* _WHAT IS EXPECTED_
Note how many lines in the entries contain the string "title", then give that number and nothing else.

* _EXERCISE INPUTS_
#####
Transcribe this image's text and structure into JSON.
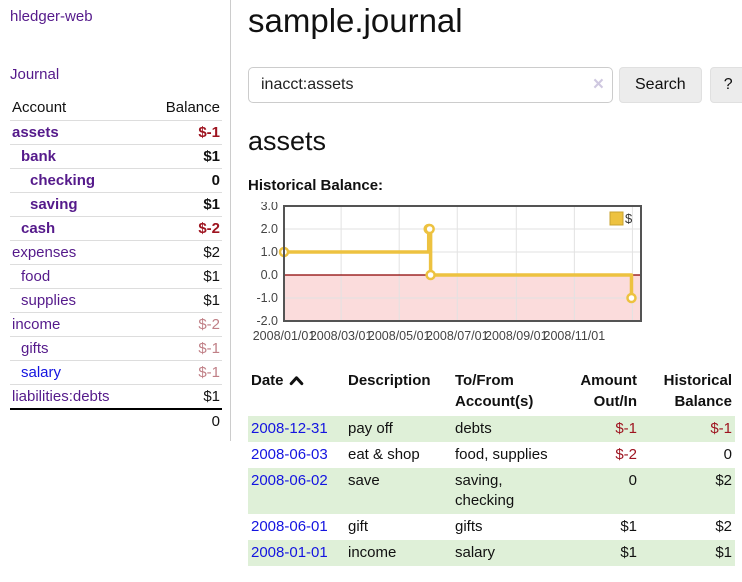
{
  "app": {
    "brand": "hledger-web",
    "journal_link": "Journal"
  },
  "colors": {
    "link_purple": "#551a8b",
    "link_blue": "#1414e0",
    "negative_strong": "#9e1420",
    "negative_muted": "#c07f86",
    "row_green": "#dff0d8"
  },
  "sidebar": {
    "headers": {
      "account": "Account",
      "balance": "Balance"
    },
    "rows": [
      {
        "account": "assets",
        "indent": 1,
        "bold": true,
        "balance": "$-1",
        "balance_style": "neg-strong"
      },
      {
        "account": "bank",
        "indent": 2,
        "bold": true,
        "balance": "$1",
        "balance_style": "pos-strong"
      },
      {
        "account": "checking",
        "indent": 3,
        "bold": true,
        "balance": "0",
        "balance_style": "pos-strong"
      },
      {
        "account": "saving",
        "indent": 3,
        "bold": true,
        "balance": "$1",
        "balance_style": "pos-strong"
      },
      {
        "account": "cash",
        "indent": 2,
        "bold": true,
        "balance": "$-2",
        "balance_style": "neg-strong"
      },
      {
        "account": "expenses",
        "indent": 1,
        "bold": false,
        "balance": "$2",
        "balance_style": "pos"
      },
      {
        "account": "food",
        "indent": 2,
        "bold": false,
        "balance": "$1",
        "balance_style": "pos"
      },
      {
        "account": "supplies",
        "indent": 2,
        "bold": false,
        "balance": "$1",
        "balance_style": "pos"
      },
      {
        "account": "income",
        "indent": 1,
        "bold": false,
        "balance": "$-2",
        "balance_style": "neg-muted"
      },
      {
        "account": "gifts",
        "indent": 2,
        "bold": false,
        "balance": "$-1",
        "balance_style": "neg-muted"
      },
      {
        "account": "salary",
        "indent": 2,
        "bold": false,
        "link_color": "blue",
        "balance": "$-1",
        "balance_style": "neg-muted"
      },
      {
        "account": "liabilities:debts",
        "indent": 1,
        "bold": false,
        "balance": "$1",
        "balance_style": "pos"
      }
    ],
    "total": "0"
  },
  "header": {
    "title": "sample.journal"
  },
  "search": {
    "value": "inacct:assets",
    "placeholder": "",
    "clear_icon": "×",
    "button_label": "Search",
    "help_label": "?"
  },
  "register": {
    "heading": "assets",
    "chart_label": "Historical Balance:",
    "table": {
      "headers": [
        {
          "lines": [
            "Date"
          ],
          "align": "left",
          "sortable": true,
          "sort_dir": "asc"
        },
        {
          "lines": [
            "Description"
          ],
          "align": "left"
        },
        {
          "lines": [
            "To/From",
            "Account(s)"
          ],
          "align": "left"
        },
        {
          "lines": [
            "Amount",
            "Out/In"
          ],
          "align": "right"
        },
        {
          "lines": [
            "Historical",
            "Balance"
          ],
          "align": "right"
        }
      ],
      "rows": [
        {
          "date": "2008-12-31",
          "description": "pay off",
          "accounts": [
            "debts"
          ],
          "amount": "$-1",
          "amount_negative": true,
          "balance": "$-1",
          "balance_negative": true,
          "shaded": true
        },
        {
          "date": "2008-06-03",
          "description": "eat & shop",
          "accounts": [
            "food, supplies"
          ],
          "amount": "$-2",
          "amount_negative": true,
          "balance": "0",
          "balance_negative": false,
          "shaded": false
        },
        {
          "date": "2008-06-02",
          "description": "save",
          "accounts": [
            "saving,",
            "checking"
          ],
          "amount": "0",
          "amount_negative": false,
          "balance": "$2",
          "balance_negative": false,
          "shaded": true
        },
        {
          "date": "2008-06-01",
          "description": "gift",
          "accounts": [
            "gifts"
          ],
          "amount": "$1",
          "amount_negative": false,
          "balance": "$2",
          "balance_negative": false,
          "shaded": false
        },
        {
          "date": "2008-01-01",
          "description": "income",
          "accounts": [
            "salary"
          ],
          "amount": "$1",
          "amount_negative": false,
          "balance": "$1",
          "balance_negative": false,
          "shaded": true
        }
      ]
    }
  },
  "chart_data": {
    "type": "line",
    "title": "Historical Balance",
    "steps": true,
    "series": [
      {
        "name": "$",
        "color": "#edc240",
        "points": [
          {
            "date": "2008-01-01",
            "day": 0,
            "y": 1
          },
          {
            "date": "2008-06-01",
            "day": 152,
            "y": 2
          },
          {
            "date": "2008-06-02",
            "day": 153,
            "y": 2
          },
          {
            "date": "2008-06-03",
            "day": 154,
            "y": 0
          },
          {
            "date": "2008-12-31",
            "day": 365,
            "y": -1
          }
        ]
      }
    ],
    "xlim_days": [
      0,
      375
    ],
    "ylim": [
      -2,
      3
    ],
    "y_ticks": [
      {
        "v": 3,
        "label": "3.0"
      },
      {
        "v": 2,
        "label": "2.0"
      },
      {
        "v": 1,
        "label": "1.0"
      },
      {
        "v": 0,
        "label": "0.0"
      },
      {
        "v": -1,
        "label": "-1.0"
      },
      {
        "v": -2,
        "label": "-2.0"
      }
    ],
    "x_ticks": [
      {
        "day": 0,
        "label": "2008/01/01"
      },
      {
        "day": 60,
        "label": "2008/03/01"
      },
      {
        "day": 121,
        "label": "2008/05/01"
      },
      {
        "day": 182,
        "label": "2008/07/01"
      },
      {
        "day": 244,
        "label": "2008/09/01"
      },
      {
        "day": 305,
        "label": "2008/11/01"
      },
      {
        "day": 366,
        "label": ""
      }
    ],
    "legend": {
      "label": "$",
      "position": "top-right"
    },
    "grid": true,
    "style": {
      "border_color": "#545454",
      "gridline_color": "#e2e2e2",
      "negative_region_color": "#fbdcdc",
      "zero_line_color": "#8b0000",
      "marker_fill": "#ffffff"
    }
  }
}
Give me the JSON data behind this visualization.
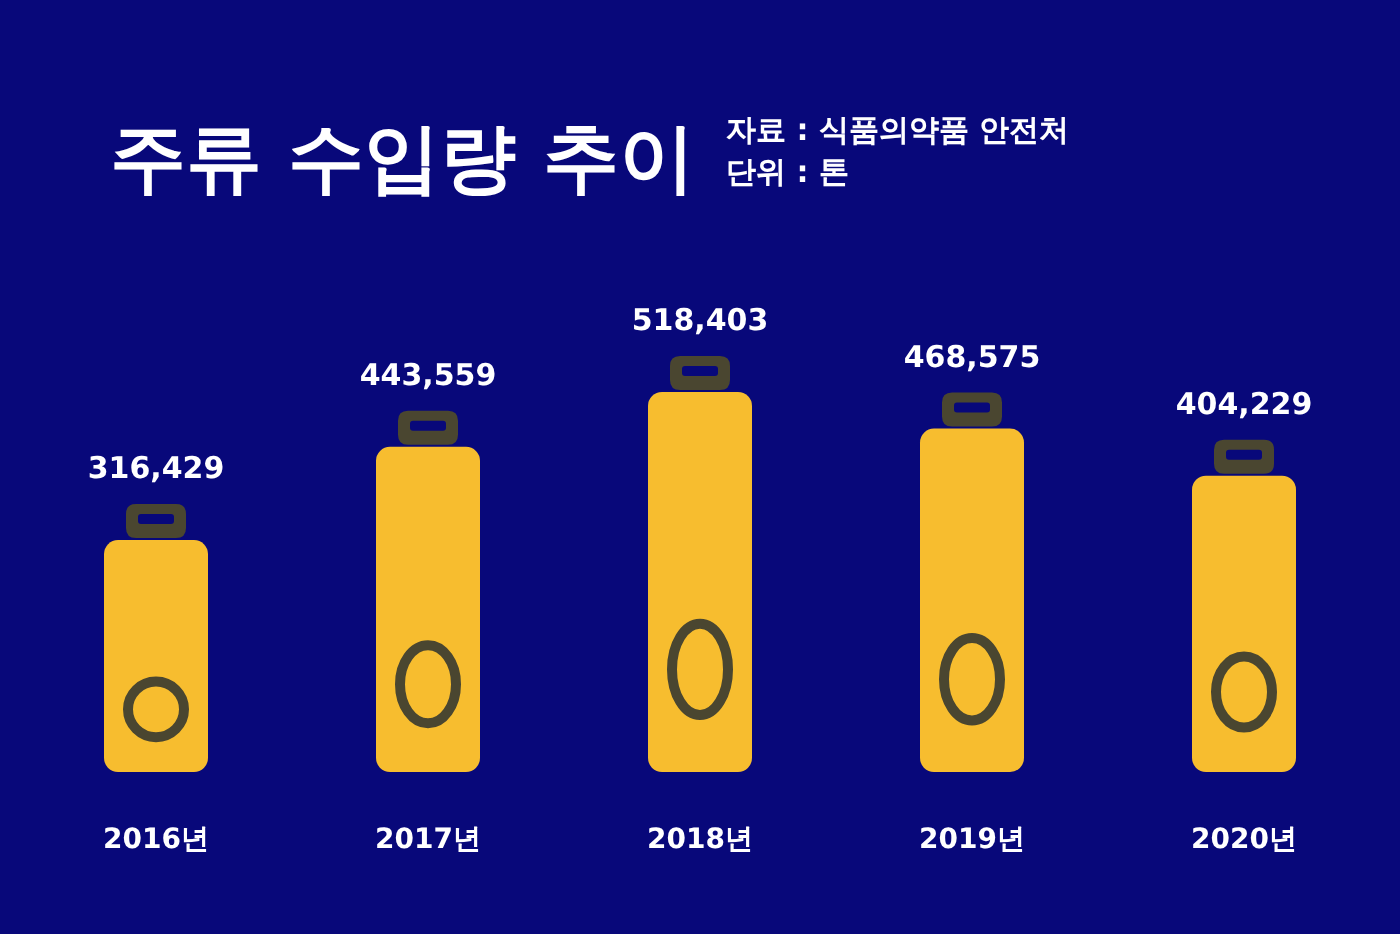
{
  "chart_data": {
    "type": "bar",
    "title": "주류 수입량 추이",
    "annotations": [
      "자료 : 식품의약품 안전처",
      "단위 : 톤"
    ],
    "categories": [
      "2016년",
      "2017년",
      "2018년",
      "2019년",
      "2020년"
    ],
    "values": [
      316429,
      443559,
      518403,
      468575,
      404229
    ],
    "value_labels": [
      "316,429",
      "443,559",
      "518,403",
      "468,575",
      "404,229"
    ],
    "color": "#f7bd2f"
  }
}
#####
* _FULL OUTPUT_
3